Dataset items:
[start]
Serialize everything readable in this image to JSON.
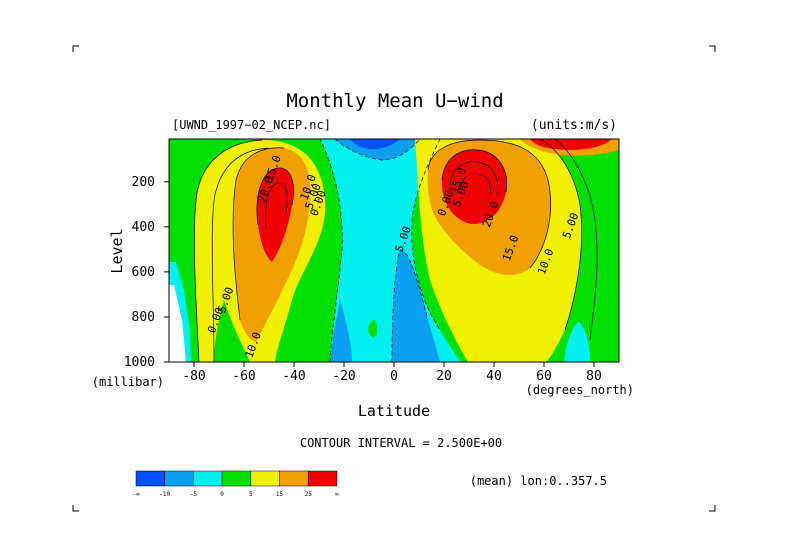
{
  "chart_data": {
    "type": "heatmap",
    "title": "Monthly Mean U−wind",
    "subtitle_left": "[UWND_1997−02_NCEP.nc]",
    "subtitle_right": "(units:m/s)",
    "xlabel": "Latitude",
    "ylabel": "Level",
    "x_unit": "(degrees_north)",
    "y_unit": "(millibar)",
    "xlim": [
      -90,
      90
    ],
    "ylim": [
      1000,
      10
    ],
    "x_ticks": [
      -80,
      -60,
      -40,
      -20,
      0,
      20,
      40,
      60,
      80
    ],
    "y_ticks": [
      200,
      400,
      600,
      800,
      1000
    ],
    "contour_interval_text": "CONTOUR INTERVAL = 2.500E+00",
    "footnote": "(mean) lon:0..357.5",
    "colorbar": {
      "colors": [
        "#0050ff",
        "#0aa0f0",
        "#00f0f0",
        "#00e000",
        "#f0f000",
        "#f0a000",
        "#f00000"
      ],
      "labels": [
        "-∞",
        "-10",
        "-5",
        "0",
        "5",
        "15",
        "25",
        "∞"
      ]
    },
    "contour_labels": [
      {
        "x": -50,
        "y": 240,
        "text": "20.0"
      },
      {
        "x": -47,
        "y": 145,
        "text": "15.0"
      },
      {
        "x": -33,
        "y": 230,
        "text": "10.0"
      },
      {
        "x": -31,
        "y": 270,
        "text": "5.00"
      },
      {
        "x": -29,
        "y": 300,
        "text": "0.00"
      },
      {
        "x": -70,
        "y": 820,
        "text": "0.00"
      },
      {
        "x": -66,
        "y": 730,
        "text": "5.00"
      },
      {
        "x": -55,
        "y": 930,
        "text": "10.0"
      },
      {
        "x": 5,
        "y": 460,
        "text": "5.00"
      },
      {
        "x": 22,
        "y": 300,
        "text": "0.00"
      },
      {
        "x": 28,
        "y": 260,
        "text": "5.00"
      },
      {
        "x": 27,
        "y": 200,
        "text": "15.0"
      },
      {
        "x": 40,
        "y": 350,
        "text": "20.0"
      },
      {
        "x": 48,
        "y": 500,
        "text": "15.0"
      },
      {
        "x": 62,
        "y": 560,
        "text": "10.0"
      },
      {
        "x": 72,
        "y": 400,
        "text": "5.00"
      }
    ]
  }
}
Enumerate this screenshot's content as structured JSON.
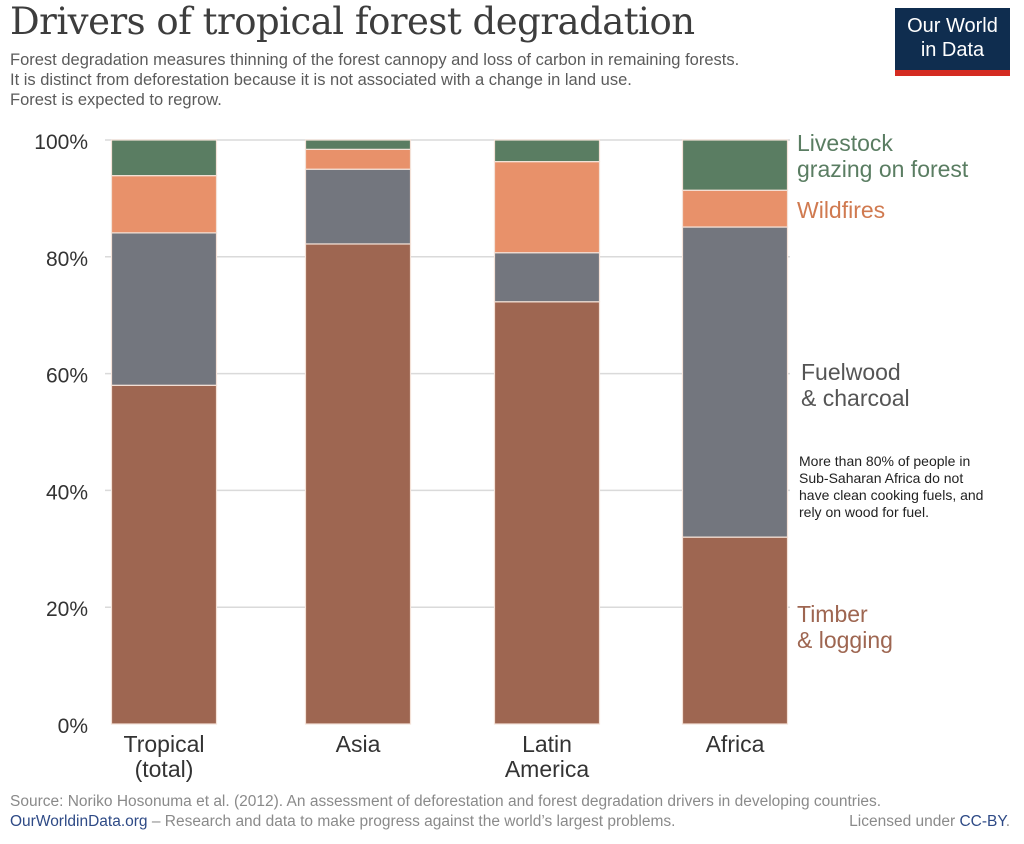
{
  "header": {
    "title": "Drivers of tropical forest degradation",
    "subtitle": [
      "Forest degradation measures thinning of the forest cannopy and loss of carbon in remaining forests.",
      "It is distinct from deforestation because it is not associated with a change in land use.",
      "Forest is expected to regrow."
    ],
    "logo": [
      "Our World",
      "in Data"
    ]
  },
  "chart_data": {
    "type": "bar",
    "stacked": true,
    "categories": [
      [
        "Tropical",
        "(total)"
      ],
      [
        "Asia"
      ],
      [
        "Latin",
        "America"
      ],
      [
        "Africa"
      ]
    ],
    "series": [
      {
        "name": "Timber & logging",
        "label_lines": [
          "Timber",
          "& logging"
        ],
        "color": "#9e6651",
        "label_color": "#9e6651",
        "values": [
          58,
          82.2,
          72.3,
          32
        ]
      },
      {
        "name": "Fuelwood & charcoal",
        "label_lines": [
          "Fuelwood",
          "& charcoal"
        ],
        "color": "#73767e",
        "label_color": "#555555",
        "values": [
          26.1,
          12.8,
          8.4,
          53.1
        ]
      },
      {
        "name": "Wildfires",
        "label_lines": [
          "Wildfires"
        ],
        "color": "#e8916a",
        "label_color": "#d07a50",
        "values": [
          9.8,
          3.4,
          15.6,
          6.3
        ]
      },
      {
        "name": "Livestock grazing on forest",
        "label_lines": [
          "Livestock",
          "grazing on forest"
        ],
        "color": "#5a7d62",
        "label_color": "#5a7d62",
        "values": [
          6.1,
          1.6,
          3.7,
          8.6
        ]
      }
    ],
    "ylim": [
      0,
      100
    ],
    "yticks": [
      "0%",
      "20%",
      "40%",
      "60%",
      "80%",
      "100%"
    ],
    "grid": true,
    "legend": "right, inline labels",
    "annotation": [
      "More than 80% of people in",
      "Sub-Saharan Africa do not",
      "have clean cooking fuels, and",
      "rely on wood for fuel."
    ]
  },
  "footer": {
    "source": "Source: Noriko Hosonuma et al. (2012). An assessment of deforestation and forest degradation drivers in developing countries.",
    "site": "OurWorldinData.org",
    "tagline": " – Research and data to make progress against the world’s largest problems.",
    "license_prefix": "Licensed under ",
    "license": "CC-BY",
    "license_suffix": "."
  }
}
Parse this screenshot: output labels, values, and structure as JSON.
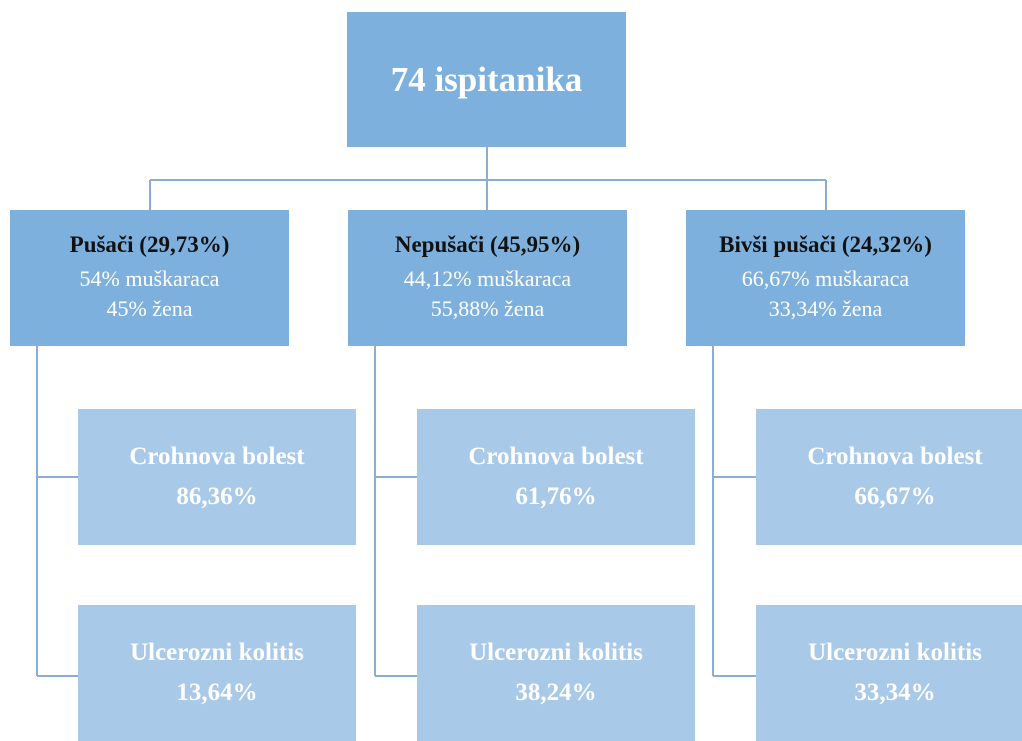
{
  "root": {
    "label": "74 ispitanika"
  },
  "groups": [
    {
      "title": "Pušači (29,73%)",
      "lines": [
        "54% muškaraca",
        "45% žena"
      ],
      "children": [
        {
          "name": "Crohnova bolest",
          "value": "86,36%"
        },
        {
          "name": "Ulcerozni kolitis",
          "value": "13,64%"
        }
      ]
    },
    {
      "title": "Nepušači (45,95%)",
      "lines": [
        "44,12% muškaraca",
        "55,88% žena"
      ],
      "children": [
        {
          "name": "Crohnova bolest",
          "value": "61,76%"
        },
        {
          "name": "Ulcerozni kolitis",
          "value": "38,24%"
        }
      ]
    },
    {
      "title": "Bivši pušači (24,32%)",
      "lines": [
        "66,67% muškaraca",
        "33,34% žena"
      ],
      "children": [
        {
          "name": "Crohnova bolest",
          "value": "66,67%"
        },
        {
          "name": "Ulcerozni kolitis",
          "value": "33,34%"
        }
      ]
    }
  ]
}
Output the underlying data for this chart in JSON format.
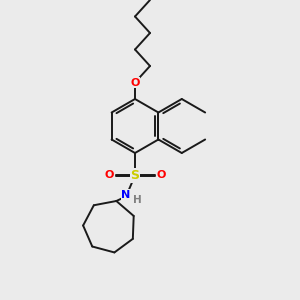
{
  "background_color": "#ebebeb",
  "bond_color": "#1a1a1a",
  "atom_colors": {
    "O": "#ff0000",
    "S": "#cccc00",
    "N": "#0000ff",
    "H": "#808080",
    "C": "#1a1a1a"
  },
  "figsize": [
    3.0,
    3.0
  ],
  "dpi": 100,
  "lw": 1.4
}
[end]
Stated problem:
Above are the records. Copy exactly, and only, the lines from the line containing "Parse this screenshot: output" through the last one, omitting any pictures.

Output:
Parse this screenshot: output labels, values, and structure as JSON.
{
  "root": {
    "label": "74 ispitanika"
  },
  "groups": [
    {
      "title": "Pušači (29,73%)",
      "lines": [
        "54% muškaraca",
        "45% žena"
      ],
      "children": [
        {
          "name": "Crohnova bolest",
          "value": "86,36%"
        },
        {
          "name": "Ulcerozni kolitis",
          "value": "13,64%"
        }
      ]
    },
    {
      "title": "Nepušači (45,95%)",
      "lines": [
        "44,12% muškaraca",
        "55,88% žena"
      ],
      "children": [
        {
          "name": "Crohnova bolest",
          "value": "61,76%"
        },
        {
          "name": "Ulcerozni kolitis",
          "value": "38,24%"
        }
      ]
    },
    {
      "title": "Bivši pušači (24,32%)",
      "lines": [
        "66,67% muškaraca",
        "33,34% žena"
      ],
      "children": [
        {
          "name": "Crohnova bolest",
          "value": "66,67%"
        },
        {
          "name": "Ulcerozni kolitis",
          "value": "33,34%"
        }
      ]
    }
  ]
}
Output the underlying data for this chart in JSON format.
{
  "background_color": "#ebebeb",
  "bond_color": "#1a1a1a",
  "atom_colors": {
    "O": "#ff0000",
    "S": "#cccc00",
    "N": "#0000ff",
    "H": "#808080",
    "C": "#1a1a1a"
  },
  "figsize": [
    3.0,
    3.0
  ],
  "dpi": 100,
  "lw": 1.4
}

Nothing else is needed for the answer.